-- TO BE DONE --
Return, character for character, the lines from the one bearing "What's the underlying" through the end of the material. Omit everything before that line.

-- DATA TO USE --
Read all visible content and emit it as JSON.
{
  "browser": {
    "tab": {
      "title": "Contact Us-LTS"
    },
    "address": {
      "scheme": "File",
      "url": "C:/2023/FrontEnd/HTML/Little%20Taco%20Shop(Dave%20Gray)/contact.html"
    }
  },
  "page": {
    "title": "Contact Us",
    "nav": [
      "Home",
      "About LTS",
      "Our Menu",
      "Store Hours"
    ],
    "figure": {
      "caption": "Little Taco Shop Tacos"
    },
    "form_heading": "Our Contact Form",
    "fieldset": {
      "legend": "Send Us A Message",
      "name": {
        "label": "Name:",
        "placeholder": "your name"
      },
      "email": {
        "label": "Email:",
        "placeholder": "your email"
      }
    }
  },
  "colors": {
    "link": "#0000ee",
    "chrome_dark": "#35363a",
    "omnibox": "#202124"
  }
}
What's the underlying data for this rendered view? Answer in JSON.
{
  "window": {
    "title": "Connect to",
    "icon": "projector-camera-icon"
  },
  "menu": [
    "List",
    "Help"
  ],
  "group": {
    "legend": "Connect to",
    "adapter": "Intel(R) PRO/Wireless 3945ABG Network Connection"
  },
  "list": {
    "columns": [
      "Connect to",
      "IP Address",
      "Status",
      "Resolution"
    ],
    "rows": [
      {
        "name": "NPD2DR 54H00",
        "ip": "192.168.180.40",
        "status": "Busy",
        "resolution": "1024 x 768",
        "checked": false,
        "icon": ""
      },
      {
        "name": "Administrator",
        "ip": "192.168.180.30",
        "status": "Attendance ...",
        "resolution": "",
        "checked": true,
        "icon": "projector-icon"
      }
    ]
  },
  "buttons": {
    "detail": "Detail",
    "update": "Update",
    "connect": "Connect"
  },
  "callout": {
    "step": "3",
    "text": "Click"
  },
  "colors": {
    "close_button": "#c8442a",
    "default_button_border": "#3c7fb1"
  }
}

-- THE RESPONSE --
What's the underlying data for this rendered view? Answer in JSON.
{
  "window": {
    "title": "Connect to",
    "icon": "projector-camera-icon"
  },
  "menu": [
    "List",
    "Help"
  ],
  "group": {
    "legend": "Connect to",
    "adapter": "Intel(R) PRO/Wireless 3945ABG Network Connection"
  },
  "list": {
    "columns": [
      "Connect to",
      "IP Address",
      "Status",
      "Resolution"
    ],
    "rows": [
      {
        "name": "NPD2DR 54H00",
        "ip": "192.168.180.40",
        "status": "Busy",
        "resolution": "1024 x 768",
        "checked": false,
        "icon": ""
      },
      {
        "name": "Administrator",
        "ip": "192.168.180.30",
        "status": "Attendance ...",
        "resolution": "",
        "checked": true,
        "icon": "projector-icon"
      }
    ]
  },
  "buttons": {
    "detail": "Detail",
    "update": "Update",
    "connect": "Connect"
  },
  "callout": {
    "step": "3",
    "text": "Click"
  },
  "colors": {
    "close_button": "#c8442a",
    "default_button_border": "#3c7fb1"
  }
}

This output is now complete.